## What to work on
Check each line of the material below, and copy it if it holds the string "sitting".

Excerpt from a dataset
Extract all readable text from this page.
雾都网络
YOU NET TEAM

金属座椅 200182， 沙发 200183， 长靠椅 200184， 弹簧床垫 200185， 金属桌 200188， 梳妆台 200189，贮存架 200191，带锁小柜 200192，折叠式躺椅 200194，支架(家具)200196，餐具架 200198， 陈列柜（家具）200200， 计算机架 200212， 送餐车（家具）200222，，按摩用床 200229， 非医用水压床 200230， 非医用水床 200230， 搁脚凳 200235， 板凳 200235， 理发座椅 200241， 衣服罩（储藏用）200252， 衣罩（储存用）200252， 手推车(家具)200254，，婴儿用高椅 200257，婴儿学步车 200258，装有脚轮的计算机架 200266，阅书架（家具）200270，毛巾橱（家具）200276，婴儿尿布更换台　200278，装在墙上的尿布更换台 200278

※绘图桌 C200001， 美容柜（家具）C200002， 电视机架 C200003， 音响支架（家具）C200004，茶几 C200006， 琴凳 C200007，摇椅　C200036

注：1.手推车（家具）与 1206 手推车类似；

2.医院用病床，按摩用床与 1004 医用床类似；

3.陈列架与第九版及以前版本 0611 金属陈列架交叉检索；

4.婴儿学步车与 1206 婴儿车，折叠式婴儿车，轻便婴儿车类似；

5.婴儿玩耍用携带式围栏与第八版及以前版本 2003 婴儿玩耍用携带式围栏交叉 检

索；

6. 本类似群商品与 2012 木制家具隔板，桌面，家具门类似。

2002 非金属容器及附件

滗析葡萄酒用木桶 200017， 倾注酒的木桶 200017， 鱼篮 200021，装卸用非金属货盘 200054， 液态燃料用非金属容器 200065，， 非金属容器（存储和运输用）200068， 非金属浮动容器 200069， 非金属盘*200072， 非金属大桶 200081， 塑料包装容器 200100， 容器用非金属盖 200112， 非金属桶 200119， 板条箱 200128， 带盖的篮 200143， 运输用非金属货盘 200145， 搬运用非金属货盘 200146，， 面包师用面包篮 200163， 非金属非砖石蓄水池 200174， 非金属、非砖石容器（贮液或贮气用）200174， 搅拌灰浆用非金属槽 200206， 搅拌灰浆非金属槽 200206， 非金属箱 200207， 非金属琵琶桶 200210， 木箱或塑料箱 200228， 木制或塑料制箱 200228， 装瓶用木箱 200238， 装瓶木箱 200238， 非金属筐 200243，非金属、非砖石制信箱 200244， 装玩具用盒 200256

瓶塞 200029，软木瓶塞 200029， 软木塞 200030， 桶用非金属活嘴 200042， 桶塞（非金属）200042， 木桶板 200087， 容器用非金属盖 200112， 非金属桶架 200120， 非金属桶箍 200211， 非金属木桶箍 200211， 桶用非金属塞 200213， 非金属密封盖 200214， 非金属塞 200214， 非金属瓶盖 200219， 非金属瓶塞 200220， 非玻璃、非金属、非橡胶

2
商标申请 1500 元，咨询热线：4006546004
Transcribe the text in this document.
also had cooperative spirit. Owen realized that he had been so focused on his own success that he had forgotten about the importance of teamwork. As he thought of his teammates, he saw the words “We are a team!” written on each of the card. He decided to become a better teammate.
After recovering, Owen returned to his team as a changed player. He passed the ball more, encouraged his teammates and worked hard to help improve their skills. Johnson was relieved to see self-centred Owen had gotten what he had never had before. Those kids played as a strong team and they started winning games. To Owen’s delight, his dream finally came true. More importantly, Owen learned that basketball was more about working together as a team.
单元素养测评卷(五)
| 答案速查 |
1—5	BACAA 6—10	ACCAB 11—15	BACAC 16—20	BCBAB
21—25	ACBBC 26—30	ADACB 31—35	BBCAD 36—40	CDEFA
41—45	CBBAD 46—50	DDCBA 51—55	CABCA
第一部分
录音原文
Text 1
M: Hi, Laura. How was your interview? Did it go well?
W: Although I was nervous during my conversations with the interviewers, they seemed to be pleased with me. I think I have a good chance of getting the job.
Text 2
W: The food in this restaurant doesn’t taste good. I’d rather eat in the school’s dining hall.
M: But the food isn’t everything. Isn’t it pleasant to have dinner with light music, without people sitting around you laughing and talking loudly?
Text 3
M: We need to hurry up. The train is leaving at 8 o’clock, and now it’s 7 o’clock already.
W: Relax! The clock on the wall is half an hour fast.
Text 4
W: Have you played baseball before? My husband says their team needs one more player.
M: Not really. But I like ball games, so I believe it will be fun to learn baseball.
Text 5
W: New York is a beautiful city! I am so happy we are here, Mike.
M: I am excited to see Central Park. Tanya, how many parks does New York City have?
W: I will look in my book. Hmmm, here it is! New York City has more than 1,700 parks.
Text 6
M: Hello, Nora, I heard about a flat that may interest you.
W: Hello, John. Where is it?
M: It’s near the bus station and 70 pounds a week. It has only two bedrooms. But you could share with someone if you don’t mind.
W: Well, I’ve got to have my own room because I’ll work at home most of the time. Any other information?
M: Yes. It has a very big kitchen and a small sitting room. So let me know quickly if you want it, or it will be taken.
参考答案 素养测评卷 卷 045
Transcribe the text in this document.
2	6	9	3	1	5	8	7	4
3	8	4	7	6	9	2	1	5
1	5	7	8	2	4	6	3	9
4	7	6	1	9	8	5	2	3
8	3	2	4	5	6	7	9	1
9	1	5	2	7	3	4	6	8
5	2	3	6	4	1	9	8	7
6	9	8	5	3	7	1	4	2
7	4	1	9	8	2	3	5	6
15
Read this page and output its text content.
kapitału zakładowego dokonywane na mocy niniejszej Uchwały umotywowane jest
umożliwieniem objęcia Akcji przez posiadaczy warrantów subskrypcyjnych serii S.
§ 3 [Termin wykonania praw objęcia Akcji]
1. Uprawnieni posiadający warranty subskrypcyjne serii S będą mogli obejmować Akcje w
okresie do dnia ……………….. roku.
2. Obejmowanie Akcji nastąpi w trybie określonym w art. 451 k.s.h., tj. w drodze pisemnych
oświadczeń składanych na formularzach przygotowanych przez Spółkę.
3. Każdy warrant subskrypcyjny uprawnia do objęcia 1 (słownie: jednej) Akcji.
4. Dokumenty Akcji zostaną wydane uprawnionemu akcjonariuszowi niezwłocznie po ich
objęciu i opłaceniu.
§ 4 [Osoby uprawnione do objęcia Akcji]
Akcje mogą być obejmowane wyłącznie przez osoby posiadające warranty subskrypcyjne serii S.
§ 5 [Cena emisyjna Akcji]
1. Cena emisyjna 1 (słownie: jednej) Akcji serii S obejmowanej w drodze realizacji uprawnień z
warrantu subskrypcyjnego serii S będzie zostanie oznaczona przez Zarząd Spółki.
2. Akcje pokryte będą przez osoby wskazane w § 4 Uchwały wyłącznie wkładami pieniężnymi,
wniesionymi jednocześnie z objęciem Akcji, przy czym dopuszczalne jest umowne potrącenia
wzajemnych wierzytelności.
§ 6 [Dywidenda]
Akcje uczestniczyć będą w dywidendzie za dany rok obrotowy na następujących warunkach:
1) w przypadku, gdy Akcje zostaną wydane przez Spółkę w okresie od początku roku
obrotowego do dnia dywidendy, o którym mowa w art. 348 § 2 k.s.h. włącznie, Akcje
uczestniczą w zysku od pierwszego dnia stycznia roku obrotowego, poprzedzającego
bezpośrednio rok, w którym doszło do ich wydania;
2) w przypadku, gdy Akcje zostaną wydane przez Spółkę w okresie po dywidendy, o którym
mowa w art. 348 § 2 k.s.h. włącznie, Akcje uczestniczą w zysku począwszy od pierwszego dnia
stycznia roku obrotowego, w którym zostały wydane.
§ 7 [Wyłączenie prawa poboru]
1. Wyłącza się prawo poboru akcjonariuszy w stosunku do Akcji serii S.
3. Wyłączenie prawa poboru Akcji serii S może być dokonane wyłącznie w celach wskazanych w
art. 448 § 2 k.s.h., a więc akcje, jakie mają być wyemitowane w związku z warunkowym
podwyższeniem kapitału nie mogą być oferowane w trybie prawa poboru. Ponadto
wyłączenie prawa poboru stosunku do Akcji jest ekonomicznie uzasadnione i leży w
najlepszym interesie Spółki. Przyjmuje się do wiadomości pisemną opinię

## Right answer
M: But the food isn’t everything. Isn’t it pleasant to have dinner with light music, without people sitting around you laughing and talking loudly?
M: Yes. It has a very big kitchen and a small sitting room. So let me know quickly if you want it, or it will be taken.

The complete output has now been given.